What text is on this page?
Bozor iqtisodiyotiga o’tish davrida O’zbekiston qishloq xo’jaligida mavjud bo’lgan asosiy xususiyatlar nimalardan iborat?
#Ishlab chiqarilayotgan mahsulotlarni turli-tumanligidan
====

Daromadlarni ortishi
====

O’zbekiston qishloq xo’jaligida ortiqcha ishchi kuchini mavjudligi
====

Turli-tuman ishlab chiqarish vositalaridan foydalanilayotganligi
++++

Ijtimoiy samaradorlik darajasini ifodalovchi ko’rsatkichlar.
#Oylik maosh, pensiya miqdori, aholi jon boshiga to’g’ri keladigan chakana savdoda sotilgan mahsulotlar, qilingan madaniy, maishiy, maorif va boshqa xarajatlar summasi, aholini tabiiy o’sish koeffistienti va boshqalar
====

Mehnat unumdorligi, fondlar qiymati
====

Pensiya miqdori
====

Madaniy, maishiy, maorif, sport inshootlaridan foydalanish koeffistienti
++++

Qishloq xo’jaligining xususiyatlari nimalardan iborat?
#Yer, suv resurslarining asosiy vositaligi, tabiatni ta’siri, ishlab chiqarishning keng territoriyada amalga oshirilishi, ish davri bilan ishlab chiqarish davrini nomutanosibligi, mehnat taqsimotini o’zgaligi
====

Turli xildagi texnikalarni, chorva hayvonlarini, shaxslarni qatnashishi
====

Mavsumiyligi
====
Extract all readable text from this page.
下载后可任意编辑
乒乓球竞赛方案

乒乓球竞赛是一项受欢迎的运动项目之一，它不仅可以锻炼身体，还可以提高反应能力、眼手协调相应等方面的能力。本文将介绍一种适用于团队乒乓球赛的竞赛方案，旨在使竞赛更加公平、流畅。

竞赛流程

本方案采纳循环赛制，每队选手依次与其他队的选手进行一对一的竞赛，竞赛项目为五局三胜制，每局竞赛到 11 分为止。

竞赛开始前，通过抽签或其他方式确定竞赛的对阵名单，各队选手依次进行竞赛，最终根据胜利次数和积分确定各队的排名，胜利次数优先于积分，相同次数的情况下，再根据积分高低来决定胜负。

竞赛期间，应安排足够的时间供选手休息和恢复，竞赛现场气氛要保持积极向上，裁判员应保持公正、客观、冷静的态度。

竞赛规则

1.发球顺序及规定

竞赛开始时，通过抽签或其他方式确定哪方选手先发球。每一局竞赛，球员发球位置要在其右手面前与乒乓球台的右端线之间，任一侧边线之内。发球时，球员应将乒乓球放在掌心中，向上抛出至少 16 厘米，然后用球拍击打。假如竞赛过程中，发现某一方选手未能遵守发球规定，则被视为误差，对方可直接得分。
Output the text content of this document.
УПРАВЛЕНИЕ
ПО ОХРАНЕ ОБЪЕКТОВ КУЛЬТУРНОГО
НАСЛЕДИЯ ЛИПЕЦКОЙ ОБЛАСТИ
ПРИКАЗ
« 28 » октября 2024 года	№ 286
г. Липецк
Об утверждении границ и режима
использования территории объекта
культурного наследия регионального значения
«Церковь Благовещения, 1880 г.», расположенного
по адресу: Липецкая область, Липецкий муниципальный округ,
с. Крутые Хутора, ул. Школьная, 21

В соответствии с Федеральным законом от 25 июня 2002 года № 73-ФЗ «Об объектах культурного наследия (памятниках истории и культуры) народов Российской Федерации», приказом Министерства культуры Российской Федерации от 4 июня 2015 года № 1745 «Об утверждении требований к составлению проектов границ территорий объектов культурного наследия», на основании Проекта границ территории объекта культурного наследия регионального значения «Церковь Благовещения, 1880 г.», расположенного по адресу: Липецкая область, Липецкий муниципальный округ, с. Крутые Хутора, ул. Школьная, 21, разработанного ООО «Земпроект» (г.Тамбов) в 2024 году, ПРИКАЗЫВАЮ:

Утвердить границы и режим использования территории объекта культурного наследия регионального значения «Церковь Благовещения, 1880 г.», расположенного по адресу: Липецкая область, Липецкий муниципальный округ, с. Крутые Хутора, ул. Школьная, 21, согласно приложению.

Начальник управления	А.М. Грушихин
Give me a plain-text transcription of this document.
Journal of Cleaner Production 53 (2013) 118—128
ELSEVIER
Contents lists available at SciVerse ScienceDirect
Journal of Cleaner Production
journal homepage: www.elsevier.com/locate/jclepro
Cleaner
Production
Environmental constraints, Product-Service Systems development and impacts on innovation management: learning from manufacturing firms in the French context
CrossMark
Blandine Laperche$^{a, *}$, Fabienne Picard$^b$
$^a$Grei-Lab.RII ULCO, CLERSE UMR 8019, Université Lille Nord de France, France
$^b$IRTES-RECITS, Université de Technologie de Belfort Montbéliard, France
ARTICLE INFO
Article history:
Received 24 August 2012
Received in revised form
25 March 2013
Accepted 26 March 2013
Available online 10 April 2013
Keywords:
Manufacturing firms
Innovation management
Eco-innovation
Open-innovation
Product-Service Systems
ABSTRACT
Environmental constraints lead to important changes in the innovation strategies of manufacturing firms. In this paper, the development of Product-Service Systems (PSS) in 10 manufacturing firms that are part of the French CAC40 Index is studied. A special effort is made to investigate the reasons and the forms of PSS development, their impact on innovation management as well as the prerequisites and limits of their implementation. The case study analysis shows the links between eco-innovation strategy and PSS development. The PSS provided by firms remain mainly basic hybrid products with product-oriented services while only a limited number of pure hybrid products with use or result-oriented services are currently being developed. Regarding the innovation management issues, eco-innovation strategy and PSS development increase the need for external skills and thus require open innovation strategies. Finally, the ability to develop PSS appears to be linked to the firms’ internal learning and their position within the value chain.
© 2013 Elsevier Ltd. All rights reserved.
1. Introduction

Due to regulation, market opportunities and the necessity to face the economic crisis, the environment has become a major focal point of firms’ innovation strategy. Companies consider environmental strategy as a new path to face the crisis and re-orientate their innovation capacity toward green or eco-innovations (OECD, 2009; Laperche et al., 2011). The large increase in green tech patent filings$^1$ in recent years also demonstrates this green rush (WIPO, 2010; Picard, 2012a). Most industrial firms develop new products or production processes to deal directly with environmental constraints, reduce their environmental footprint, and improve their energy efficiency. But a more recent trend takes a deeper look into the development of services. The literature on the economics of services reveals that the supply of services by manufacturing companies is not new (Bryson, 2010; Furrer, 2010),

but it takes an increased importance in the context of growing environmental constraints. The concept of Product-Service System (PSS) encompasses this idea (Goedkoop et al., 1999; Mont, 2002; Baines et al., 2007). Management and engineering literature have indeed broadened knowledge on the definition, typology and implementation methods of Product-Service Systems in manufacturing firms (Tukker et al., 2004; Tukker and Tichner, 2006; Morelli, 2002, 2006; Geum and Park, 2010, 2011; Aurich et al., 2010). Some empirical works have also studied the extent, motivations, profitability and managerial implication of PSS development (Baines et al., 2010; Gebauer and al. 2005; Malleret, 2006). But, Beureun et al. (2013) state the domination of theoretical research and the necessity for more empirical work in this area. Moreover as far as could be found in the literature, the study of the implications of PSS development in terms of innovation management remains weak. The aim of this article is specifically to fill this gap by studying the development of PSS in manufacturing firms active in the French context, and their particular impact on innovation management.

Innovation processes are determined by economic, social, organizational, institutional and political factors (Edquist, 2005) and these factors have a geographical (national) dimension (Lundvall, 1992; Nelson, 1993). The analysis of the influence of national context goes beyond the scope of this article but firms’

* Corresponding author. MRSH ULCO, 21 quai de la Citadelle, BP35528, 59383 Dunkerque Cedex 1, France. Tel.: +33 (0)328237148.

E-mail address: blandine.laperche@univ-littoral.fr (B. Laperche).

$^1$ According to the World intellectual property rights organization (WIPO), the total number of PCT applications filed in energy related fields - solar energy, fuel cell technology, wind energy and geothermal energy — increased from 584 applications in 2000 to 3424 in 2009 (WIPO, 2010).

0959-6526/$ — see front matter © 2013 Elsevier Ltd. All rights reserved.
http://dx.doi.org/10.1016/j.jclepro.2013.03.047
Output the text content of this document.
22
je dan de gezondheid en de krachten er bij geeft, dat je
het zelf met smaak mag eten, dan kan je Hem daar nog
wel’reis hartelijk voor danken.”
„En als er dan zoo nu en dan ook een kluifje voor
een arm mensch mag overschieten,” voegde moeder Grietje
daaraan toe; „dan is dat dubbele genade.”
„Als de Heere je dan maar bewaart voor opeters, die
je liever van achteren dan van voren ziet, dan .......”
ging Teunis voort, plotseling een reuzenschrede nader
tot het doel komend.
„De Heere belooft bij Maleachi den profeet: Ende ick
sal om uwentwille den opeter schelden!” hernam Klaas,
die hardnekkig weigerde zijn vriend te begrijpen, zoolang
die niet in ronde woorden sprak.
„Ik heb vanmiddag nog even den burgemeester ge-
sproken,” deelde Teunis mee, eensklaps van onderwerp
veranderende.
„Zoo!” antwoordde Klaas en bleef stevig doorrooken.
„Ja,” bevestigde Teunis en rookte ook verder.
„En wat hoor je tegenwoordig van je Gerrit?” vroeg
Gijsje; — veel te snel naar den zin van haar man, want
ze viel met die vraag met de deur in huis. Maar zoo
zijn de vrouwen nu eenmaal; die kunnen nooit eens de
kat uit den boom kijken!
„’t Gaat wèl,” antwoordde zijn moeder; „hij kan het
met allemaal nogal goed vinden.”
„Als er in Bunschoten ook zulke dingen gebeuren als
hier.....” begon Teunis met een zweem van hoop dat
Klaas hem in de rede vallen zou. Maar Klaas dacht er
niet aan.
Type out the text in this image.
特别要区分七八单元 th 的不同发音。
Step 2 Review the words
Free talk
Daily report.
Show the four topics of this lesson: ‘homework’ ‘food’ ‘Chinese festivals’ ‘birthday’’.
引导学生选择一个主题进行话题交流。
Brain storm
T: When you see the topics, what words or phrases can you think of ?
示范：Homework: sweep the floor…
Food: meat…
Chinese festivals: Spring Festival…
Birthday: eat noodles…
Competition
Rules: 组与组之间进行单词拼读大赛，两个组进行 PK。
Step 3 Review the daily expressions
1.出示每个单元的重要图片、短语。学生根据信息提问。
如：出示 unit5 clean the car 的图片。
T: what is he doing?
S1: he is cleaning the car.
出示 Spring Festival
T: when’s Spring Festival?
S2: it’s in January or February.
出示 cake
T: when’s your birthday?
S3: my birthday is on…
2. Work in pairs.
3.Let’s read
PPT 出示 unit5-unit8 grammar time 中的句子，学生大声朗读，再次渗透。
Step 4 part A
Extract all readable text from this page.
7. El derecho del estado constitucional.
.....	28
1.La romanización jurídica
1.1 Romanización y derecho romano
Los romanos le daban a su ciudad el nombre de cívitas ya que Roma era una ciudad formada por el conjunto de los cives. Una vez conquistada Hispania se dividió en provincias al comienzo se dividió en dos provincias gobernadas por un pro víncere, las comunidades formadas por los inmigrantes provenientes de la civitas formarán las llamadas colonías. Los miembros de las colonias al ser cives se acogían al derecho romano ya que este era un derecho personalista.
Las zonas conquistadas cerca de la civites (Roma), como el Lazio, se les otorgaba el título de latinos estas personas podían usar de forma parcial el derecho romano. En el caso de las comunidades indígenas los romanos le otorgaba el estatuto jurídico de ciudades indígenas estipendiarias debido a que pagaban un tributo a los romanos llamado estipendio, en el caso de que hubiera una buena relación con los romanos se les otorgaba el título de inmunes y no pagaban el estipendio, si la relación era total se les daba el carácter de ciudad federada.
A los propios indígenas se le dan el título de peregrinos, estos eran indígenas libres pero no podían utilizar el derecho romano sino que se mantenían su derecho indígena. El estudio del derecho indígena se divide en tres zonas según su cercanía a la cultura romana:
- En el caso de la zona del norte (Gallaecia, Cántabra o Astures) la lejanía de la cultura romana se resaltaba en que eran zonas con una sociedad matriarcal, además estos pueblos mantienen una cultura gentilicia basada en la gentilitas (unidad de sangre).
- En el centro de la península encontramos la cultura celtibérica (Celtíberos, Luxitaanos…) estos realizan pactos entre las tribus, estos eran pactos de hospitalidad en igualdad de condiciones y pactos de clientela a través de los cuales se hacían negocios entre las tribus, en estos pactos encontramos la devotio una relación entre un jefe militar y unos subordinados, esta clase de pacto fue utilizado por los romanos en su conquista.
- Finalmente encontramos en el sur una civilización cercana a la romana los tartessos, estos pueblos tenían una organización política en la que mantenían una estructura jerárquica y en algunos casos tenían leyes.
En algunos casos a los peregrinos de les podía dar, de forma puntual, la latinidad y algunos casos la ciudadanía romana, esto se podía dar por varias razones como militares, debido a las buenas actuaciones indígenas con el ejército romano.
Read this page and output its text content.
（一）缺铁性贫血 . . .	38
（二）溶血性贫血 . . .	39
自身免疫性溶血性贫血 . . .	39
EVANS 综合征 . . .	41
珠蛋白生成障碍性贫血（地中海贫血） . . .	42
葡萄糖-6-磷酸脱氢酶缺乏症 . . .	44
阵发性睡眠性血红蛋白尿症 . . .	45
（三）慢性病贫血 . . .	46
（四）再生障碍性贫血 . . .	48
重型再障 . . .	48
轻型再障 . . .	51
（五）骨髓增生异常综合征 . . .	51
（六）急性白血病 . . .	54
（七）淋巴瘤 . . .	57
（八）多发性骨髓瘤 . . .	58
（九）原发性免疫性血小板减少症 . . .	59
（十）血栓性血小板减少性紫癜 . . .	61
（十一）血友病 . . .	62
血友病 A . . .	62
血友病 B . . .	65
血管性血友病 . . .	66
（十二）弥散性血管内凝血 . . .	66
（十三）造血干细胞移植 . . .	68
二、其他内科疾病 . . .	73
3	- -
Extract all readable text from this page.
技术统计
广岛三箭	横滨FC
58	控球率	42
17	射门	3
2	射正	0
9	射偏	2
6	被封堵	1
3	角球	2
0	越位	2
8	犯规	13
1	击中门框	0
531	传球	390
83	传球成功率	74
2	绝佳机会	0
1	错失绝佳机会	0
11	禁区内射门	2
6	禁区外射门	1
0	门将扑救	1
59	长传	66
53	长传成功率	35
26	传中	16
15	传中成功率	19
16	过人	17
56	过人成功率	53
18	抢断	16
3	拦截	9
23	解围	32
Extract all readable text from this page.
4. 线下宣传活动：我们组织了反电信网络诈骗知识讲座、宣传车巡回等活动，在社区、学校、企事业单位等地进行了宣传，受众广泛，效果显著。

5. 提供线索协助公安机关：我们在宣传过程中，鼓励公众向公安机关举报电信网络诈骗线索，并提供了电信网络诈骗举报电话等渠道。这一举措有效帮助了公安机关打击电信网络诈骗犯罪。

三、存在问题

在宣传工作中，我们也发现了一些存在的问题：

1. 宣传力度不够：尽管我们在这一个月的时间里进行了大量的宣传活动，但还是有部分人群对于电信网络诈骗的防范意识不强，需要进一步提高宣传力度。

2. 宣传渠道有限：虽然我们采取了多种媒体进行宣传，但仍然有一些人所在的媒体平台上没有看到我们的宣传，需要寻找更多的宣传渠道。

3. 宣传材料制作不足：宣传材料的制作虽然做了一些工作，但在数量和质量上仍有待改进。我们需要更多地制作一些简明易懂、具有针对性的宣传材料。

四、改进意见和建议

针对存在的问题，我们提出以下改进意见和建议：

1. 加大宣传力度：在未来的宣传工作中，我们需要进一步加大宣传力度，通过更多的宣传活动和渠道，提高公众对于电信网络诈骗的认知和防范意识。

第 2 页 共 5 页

----

- Instructions to follow -
In the listing, find all lines with the string "утверждении" and copy them.

- Answer in full -
Об утверждении границ и режима
В соответствии с Федеральным законом от 25 июня 2002 года № 73-ФЗ «Об объектах культурного наследия (памятниках истории и культуры) народов Российской Федерации», приказом Министерства культуры Российской Федерации от 4 июня 2015 года № 1745 «Об утверждении требований к составлению проектов границ территорий объектов культурного наследия», на основании Проекта границ территории объекта культурного наследия регионального значения «Церковь Благовещения, 1880 г.», расположенного по адресу: Липецкая область, Липецкий муниципальный округ, с. Крутые Хутора, ул. Школьная, 21, разработанного ООО «Земпроект» (г.Тамбов) в 2024 году, ПРИКАЗЫВАЮ:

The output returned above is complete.